━━━━━ PROVIDED MATERIAL ━━━━━

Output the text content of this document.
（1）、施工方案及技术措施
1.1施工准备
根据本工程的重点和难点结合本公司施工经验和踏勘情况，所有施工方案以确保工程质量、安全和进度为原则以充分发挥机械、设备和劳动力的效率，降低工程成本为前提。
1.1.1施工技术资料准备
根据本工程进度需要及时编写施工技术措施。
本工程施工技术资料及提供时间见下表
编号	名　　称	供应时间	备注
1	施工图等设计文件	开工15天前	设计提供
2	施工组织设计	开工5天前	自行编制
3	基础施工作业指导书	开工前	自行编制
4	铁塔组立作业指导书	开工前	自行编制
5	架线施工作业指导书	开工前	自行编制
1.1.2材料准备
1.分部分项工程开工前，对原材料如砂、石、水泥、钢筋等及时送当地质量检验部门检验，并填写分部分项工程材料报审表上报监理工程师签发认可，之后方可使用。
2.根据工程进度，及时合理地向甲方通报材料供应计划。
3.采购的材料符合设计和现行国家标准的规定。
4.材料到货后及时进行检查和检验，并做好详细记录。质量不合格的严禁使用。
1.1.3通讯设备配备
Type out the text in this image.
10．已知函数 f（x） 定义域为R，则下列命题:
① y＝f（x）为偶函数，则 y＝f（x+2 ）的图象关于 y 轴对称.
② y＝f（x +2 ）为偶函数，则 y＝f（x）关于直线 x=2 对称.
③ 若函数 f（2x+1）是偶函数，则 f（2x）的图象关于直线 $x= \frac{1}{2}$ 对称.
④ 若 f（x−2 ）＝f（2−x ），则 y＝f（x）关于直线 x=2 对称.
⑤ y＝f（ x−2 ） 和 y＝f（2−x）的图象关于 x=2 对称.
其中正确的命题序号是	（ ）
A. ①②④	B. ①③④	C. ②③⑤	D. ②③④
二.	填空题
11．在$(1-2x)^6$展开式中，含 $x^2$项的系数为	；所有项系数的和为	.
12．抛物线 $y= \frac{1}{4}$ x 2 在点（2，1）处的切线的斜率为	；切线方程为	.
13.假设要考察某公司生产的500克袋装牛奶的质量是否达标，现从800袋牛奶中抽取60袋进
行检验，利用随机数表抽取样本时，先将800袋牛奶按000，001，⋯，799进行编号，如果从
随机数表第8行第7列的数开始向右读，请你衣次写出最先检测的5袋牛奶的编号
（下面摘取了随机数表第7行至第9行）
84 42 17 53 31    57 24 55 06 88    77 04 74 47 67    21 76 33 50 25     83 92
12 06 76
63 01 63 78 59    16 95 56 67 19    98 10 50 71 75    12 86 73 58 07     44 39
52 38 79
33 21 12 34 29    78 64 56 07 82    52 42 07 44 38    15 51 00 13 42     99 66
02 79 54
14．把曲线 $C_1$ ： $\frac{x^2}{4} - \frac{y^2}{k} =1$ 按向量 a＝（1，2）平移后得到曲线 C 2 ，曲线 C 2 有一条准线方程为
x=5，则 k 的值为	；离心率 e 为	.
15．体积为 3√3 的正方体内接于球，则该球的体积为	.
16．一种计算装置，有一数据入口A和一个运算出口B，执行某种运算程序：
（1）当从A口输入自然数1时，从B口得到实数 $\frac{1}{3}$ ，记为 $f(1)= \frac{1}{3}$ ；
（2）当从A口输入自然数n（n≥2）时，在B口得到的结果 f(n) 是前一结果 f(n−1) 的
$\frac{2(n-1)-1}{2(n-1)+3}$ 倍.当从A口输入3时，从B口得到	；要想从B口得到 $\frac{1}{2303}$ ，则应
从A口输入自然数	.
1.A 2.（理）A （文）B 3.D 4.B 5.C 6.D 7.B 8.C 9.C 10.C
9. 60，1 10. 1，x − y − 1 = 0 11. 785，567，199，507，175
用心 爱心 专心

━━━━━

GOAL — Within the records, how many lines include "自行编制"? The answer is the number and nothing else.

REPLY — 4